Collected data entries
[START]

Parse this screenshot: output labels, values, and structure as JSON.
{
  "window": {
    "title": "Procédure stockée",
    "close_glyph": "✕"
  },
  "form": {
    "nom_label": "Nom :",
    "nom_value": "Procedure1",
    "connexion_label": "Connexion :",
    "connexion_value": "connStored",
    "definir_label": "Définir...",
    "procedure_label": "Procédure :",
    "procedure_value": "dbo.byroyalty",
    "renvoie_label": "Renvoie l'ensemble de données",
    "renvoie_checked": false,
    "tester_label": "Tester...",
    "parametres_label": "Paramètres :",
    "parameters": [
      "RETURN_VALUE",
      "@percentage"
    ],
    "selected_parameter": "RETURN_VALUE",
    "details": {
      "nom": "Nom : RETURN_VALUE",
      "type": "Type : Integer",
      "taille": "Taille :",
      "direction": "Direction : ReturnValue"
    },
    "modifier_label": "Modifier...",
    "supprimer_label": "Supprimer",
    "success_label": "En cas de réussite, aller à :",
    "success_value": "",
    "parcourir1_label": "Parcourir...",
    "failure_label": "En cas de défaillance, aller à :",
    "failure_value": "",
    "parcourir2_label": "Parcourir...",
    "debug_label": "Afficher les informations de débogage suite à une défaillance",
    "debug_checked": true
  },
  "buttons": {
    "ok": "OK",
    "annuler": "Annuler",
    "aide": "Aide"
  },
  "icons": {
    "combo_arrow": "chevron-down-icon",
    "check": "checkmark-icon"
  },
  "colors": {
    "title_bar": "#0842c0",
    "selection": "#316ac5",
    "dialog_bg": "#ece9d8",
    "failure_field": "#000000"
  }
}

[END]

Your task is to retype all of the records exactly.

§ **SOLUTION TO THE PROBLEM**:
Parse this screenshot: output labels, values, and structure as JSON.
{
  "window": {
    "title": "Procédure stockée",
    "close_glyph": "✕"
  },
  "form": {
    "nom_label": "Nom :",
    "nom_value": "Procedure1",
    "connexion_label": "Connexion :",
    "connexion_value": "connStored",
    "definir_label": "Définir...",
    "procedure_label": "Procédure :",
    "procedure_value": "dbo.byroyalty",
    "renvoie_label": "Renvoie l'ensemble de données",
    "renvoie_checked": false,
    "tester_label": "Tester...",
    "parametres_label": "Paramètres :",
    "parameters": [
      "RETURN_VALUE",
      "@percentage"
    ],
    "selected_parameter": "RETURN_VALUE",
    "details": {
      "nom": "Nom : RETURN_VALUE",
      "type": "Type : Integer",
      "taille": "Taille :",
      "direction": "Direction : ReturnValue"
    },
    "modifier_label": "Modifier...",
    "supprimer_label": "Supprimer",
    "success_label": "En cas de réussite, aller à :",
    "success_value": "",
    "parcourir1_label": "Parcourir...",
    "failure_label": "En cas de défaillance, aller à :",
    "failure_value": "",
    "parcourir2_label": "Parcourir...",
    "debug_label": "Afficher les informations de débogage suite à une défaillance",
    "debug_checked": true
  },
  "buttons": {
    "ok": "OK",
    "annuler": "Annuler",
    "aide": "Aide"
  },
  "icons": {
    "combo_arrow": "chevron-down-icon",
    "check": "checkmark-icon"
  },
  "colors": {
    "title_bar": "#0842c0",
    "selection": "#316ac5",
    "dialog_bg": "#ece9d8",
    "failure_field": "#000000"
  }
}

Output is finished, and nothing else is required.